» Description of the task: Set down each line of the data below exactly as it stands, dropping the pictures.

» Data to process:
>> Start

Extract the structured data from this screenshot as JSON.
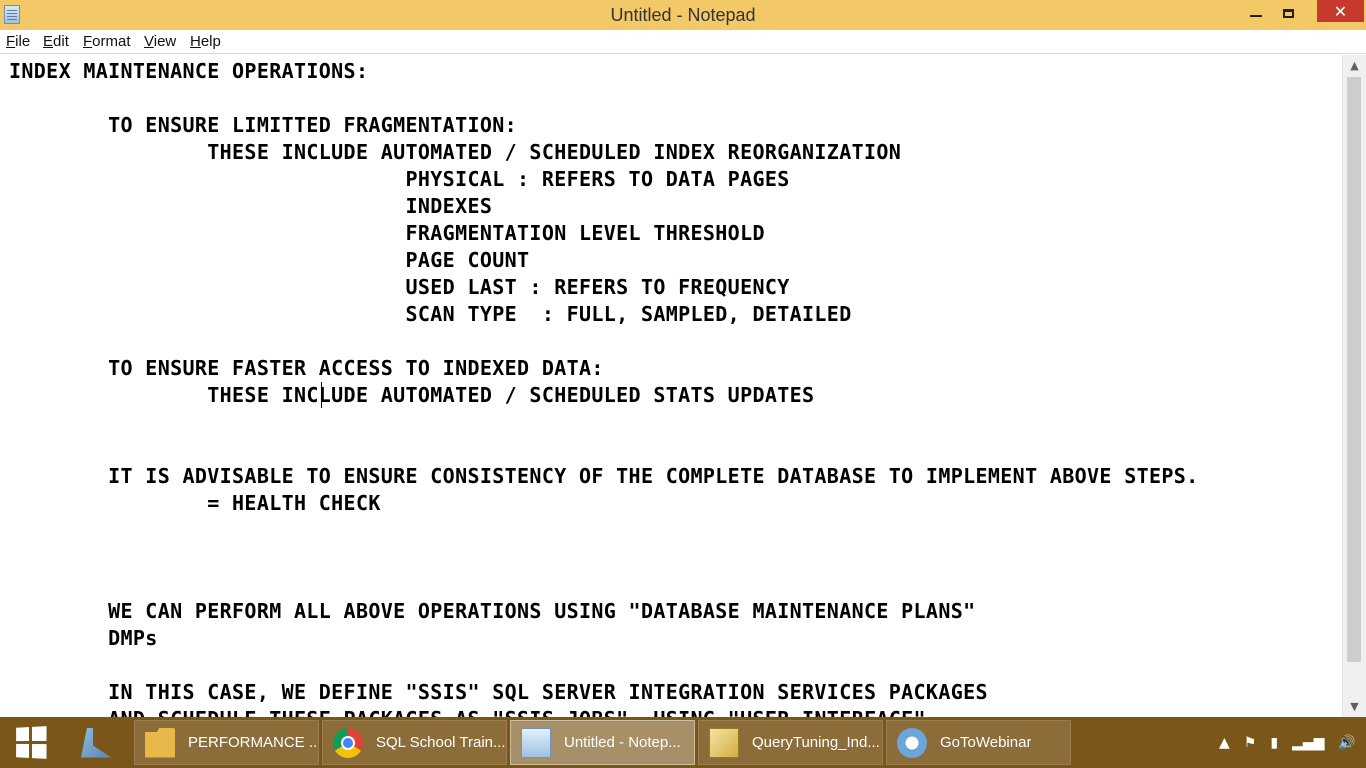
{
  "window": {
    "title": "Untitled - Notepad",
    "close_glyph": "✕"
  },
  "menu": {
    "items": [
      "File",
      "Edit",
      "Format",
      "View",
      "Help"
    ]
  },
  "editor": {
    "content": "INDEX MAINTENANCE OPERATIONS:\n\n        TO ENSURE LIMITTED FRAGMENTATION:\n                THESE INCLUDE AUTOMATED / SCHEDULED INDEX REORGANIZATION\n                                PHYSICAL : REFERS TO DATA PAGES\n                                INDEXES\n                                FRAGMENTATION LEVEL THRESHOLD\n                                PAGE COUNT\n                                USED LAST : REFERS TO FREQUENCY\n                                SCAN TYPE  : FULL, SAMPLED, DETAILED\n\n        TO ENSURE FASTER ACCESS TO INDEXED DATA:\n                THESE INCLUDE AUTOMATED / SCHEDULED STATS UPDATES\n\n\n        IT IS ADVISABLE TO ENSURE CONSISTENCY OF THE COMPLETE DATABASE TO IMPLEMENT ABOVE STEPS.\n                = HEALTH CHECK\n\n\n\n        WE CAN PERFORM ALL ABOVE OPERATIONS USING \"DATABASE MAINTENANCE PLANS\"\n        DMPs\n\n        IN THIS CASE, WE DEFINE \"SSIS\" SQL SERVER INTEGRATION SERVICES PACKAGES\n        AND SCHEDULE THESE PACKAGES AS \"SSIS JOBS\". USING \"USER INTERFACE\""
  },
  "scrollbar": {
    "up_glyph": "▲",
    "down_glyph": "▼"
  },
  "taskbar": {
    "buttons": [
      {
        "label": "PERFORMANCE ...",
        "icon": "folder-icon"
      },
      {
        "label": "SQL School Train...",
        "icon": "chrome-icon"
      },
      {
        "label": "Untitled - Notep...",
        "icon": "notepad-icon"
      },
      {
        "label": "QueryTuning_Ind...",
        "icon": "sql-file-icon"
      },
      {
        "label": "GoToWebinar",
        "icon": "gotowebinar-icon"
      }
    ],
    "tray": {
      "chevron": "▲",
      "flag": "⚑",
      "battery": "▮",
      "signal": "▂▄▆",
      "volume": "🔊"
    }
  }
}
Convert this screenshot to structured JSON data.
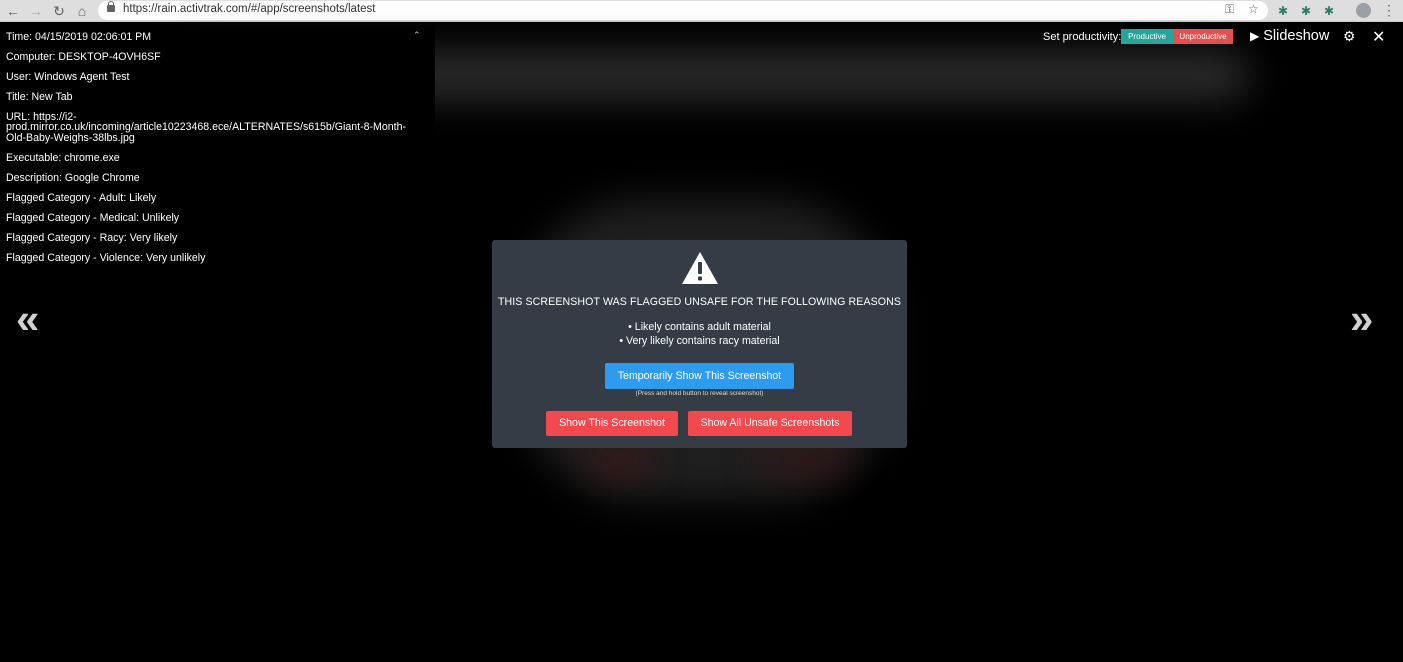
{
  "browser": {
    "url": "https://rain.activtrak.com/#/app/screenshots/latest"
  },
  "info": {
    "time": "Time: 04/15/2019 02:06:01 PM",
    "computer": "Computer: DESKTOP-4OVH6SF",
    "user": "User: Windows Agent Test",
    "title": "Title: New Tab",
    "url_line1": "URL: https://i2-",
    "url_line2": "prod.mirror.co.uk/incoming/article10223468.ece/ALTERNATES/s615b/Giant-8-Month-",
    "url_line3": "Old-Baby-Weighs-38lbs.jpg",
    "executable": "Executable: chrome.exe",
    "description": "Description: Google Chrome",
    "flag_adult": "Flagged Category - Adult: Likely",
    "flag_medical": "Flagged Category - Medical: Unlikely",
    "flag_racy": "Flagged Category - Racy: Very likely",
    "flag_violence": "Flagged Category - Violence: Very unlikely"
  },
  "toolbar": {
    "productivity_label": "Set productivity:",
    "productive_label": "Productive",
    "unproductive_label": "Unproductive",
    "slideshow_label": "Slideshow",
    "productive_color": "#26a69a",
    "unproductive_color": "#e35050"
  },
  "modal": {
    "title": "THIS SCREENSHOT WAS FLAGGED UNSAFE FOR THE FOLLOWING REASONS",
    "reasons": [
      "• Likely contains adult material",
      "• Very likely contains racy material"
    ],
    "temp_button": "Temporarily Show This Screenshot",
    "hint": "(Press and hold button to reveal screenshot)",
    "show_button": "Show This Screenshot",
    "show_all_button": "Show All Unsafe Screenshots"
  },
  "icons": {
    "prev": "«",
    "next": "»"
  }
}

>> End

» Task solution:
Extract the structured data from this screenshot as JSON.
{
  "window": {
    "title": "Untitled - Notepad",
    "close_glyph": "✕"
  },
  "menu": {
    "items": [
      "File",
      "Edit",
      "Format",
      "View",
      "Help"
    ]
  },
  "editor": {
    "content": "INDEX MAINTENANCE OPERATIONS:\n\n        TO ENSURE LIMITTED FRAGMENTATION:\n                THESE INCLUDE AUTOMATED / SCHEDULED INDEX REORGANIZATION\n                                PHYSICAL : REFERS TO DATA PAGES\n                                INDEXES\n                                FRAGMENTATION LEVEL THRESHOLD\n                                PAGE COUNT\n                                USED LAST : REFERS TO FREQUENCY\n                                SCAN TYPE  : FULL, SAMPLED, DETAILED\n\n        TO ENSURE FASTER ACCESS TO INDEXED DATA:\n                THESE INCLUDE AUTOMATED / SCHEDULED STATS UPDATES\n\n\n        IT IS ADVISABLE TO ENSURE CONSISTENCY OF THE COMPLETE DATABASE TO IMPLEMENT ABOVE STEPS.\n                = HEALTH CHECK\n\n\n\n        WE CAN PERFORM ALL ABOVE OPERATIONS USING \"DATABASE MAINTENANCE PLANS\"\n        DMPs\n\n        IN THIS CASE, WE DEFINE \"SSIS\" SQL SERVER INTEGRATION SERVICES PACKAGES\n        AND SCHEDULE THESE PACKAGES AS \"SSIS JOBS\". USING \"USER INTERFACE\""
  },
  "scrollbar": {
    "up_glyph": "▲",
    "down_glyph": "▼"
  },
  "taskbar": {
    "buttons": [
      {
        "label": "PERFORMANCE ...",
        "icon": "folder-icon"
      },
      {
        "label": "SQL School Train...",
        "icon": "chrome-icon"
      },
      {
        "label": "Untitled - Notep...",
        "icon": "notepad-icon"
      },
      {
        "label": "QueryTuning_Ind...",
        "icon": "sql-file-icon"
      },
      {
        "label": "GoToWebinar",
        "icon": "gotowebinar-icon"
      }
    ],
    "tray": {
      "chevron": "▲",
      "flag": "⚑",
      "battery": "▮",
      "signal": "▂▄▆",
      "volume": "🔊"
    }
  }
}
Convert this screenshot to structured JSON data.
{
  "browser": {
    "url": "https://rain.activtrak.com/#/app/screenshots/latest"
  },
  "info": {
    "time": "Time: 04/15/2019 02:06:01 PM",
    "computer": "Computer: DESKTOP-4OVH6SF",
    "user": "User: Windows Agent Test",
    "title": "Title: New Tab",
    "url_line1": "URL: https://i2-",
    "url_line2": "prod.mirror.co.uk/incoming/article10223468.ece/ALTERNATES/s615b/Giant-8-Month-",
    "url_line3": "Old-Baby-Weighs-38lbs.jpg",
    "executable": "Executable: chrome.exe",
    "description": "Description: Google Chrome",
    "flag_adult": "Flagged Category - Adult: Likely",
    "flag_medical": "Flagged Category - Medical: Unlikely",
    "flag_racy": "Flagged Category - Racy: Very likely",
    "flag_violence": "Flagged Category - Violence: Very unlikely"
  },
  "toolbar": {
    "productivity_label": "Set productivity:",
    "productive_label": "Productive",
    "unproductive_label": "Unproductive",
    "slideshow_label": "Slideshow",
    "productive_color": "#26a69a",
    "unproductive_color": "#e35050"
  },
  "modal": {
    "title": "THIS SCREENSHOT WAS FLAGGED UNSAFE FOR THE FOLLOWING REASONS",
    "reasons": [
      "• Likely contains adult material",
      "• Very likely contains racy material"
    ],
    "temp_button": "Temporarily Show This Screenshot",
    "hint": "(Press and hold button to reveal screenshot)",
    "show_button": "Show This Screenshot",
    "show_all_button": "Show All Unsafe Screenshots"
  },
  "icons": {
    "prev": "«",
    "next": "»"
  }
}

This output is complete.